[Dataset entries]
◇ ◇ ◇ ◇
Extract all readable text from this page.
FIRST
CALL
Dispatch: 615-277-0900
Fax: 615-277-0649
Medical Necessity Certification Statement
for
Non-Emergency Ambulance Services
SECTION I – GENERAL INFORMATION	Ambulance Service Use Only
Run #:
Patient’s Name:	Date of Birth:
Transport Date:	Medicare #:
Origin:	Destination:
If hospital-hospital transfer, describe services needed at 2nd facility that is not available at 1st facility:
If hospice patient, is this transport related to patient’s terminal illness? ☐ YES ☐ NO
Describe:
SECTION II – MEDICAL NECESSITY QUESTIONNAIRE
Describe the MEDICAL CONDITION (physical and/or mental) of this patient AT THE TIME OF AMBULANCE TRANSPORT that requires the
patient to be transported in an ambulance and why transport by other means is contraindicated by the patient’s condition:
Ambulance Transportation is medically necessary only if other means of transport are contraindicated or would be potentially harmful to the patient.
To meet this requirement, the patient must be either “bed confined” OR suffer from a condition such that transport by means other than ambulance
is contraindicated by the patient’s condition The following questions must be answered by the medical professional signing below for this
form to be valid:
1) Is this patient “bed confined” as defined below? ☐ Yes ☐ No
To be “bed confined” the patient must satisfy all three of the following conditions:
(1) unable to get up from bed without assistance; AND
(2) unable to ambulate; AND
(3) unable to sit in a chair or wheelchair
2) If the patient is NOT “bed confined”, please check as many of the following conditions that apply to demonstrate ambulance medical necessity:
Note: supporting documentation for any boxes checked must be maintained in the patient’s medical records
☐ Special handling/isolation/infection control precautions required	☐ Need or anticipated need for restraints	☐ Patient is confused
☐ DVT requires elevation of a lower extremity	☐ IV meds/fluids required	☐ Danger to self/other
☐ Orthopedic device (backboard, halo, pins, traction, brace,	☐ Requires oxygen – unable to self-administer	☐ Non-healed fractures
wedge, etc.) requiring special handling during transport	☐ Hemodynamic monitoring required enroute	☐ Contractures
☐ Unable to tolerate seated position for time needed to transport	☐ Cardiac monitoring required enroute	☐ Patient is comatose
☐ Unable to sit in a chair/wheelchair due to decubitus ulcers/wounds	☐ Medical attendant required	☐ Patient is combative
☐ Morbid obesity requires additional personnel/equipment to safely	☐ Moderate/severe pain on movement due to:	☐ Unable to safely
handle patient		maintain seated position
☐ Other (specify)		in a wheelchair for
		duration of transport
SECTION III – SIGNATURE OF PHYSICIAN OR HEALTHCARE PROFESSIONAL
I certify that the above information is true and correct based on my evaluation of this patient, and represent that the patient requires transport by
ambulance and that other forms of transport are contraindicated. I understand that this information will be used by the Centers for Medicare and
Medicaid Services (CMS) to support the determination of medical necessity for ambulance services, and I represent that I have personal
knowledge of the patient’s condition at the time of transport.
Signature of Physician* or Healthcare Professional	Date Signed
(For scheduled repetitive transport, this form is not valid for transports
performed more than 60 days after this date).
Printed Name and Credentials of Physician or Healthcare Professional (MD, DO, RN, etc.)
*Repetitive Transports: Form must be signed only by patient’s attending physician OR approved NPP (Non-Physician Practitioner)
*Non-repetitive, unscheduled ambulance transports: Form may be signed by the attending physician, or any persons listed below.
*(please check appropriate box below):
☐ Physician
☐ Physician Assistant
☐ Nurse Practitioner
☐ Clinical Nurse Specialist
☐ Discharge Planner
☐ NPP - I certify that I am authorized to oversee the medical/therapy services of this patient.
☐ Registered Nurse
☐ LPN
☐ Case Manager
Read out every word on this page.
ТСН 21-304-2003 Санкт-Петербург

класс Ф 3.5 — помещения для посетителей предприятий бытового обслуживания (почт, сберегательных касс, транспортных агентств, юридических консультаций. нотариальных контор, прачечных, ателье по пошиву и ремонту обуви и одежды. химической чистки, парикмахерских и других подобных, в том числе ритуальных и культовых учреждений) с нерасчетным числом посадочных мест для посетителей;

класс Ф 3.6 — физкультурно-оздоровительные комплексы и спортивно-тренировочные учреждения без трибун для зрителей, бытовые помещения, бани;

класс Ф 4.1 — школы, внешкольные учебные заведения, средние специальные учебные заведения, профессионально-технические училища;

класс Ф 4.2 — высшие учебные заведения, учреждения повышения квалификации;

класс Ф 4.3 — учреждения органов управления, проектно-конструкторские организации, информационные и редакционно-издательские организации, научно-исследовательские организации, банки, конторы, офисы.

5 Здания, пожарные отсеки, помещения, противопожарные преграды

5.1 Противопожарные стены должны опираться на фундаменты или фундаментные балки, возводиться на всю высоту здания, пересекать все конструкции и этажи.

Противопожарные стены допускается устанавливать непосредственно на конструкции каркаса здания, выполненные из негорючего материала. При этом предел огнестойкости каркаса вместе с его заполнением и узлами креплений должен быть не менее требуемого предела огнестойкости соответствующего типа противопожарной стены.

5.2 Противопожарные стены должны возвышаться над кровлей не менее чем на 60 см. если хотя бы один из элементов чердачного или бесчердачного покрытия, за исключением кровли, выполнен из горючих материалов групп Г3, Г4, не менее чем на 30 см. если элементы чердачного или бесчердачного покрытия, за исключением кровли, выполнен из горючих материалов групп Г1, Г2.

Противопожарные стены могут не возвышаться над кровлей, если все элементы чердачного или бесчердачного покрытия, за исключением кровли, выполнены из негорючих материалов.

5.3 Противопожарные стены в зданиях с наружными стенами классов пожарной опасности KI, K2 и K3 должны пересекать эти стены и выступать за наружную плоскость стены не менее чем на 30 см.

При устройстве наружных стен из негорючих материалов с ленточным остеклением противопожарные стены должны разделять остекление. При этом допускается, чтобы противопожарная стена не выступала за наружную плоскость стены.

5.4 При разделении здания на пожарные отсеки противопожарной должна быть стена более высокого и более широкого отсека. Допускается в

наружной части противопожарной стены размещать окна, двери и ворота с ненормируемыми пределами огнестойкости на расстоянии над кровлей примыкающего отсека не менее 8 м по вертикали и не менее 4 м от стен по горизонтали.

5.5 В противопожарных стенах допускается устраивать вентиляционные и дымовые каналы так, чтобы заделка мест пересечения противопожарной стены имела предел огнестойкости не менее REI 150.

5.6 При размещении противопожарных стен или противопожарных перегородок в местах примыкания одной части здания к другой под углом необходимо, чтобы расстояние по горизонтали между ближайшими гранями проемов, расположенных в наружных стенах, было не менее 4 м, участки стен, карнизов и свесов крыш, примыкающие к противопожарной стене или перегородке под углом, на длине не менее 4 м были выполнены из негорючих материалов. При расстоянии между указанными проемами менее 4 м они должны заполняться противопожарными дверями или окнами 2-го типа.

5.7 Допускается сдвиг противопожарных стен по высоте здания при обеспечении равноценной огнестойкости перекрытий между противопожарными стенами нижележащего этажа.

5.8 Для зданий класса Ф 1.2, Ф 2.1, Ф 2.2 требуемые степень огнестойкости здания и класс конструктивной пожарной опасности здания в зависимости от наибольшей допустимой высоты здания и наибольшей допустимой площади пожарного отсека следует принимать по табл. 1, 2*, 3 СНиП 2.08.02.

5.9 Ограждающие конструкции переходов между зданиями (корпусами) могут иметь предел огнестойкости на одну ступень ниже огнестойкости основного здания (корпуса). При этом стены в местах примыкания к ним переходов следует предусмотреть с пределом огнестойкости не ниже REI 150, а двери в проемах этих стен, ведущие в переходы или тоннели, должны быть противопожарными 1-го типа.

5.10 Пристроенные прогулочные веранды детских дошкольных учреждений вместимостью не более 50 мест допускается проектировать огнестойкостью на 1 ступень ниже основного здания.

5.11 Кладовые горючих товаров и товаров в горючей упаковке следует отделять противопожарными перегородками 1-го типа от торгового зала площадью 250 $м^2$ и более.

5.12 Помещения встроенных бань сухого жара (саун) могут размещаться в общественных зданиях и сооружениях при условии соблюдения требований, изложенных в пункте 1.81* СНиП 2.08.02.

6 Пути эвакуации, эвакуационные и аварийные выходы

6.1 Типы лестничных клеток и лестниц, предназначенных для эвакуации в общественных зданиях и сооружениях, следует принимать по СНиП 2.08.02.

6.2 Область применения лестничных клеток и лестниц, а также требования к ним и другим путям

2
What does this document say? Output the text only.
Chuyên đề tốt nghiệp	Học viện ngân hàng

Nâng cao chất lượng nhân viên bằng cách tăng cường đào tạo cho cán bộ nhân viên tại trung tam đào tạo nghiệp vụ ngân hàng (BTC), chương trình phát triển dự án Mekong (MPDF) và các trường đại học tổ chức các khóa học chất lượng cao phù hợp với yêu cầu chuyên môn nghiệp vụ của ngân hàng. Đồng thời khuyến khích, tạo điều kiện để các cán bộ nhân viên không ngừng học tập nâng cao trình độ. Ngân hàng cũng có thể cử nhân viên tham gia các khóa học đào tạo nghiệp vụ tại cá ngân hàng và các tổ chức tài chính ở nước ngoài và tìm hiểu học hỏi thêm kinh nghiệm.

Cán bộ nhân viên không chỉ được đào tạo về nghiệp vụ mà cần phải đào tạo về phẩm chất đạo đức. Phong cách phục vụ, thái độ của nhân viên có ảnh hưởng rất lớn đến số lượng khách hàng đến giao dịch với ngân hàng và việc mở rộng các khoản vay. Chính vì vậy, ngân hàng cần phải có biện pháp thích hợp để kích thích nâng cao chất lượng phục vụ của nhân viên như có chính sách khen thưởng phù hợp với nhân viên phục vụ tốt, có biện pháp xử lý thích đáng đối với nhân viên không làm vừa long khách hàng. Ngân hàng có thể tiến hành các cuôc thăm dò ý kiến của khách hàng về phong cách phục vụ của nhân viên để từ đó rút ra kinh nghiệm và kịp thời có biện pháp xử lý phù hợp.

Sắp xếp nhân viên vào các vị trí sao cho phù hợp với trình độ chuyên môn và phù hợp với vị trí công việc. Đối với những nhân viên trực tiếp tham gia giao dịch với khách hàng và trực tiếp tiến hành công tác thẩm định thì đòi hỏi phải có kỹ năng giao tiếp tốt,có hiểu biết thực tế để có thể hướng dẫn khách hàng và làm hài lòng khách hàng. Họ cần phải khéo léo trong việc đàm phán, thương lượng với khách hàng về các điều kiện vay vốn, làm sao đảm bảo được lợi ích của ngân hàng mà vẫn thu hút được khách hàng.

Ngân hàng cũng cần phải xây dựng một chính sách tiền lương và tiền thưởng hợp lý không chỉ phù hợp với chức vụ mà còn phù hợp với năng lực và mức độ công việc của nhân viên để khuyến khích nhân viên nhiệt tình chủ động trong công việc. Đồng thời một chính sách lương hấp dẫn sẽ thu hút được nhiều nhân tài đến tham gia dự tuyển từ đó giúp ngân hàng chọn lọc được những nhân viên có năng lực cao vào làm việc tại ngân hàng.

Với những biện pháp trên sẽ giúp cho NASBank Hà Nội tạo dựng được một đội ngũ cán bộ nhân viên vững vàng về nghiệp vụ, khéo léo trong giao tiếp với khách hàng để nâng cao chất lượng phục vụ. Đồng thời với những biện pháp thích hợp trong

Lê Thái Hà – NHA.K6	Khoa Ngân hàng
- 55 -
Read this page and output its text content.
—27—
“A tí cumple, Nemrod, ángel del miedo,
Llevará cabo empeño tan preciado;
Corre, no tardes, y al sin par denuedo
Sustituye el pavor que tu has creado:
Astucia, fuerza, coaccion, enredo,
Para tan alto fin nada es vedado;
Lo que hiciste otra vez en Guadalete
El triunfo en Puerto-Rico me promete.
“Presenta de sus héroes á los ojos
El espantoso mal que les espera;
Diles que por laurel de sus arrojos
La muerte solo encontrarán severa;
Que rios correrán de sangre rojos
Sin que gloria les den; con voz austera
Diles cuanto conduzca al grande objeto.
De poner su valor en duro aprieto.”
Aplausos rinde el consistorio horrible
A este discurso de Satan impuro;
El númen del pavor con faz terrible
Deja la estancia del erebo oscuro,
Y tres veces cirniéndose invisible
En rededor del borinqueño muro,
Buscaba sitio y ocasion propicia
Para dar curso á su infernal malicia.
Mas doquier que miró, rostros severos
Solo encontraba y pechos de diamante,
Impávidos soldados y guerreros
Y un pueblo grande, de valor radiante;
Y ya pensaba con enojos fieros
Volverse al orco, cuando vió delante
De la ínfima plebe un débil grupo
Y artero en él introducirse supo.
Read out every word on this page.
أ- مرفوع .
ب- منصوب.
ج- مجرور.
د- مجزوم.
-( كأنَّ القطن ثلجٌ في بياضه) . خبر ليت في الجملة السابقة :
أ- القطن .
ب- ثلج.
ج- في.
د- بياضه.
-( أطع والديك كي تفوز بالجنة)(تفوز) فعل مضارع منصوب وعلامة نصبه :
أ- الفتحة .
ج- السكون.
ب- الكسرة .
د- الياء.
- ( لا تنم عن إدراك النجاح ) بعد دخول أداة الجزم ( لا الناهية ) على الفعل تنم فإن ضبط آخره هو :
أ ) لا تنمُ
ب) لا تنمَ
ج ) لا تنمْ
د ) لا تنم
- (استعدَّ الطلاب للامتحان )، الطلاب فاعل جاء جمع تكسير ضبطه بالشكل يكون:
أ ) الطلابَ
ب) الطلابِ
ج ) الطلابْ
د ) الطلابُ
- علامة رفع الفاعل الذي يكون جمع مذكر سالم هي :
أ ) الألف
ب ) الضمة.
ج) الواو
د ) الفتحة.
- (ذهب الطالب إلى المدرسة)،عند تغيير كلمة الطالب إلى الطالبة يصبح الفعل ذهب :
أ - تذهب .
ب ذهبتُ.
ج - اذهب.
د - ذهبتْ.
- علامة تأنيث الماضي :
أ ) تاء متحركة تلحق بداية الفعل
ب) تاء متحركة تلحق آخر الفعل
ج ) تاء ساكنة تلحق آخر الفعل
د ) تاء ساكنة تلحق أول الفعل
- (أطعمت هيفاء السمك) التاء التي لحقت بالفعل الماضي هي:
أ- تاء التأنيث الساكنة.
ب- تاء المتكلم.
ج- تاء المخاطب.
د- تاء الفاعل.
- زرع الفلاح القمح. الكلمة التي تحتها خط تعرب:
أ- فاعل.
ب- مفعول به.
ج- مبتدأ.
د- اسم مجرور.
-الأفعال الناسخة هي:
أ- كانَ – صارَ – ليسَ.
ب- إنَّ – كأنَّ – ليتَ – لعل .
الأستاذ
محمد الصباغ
◇ ◇ ◇ ◇
Work through the data and report how many of its lines hold the word "отсеки", giving only the figure.

2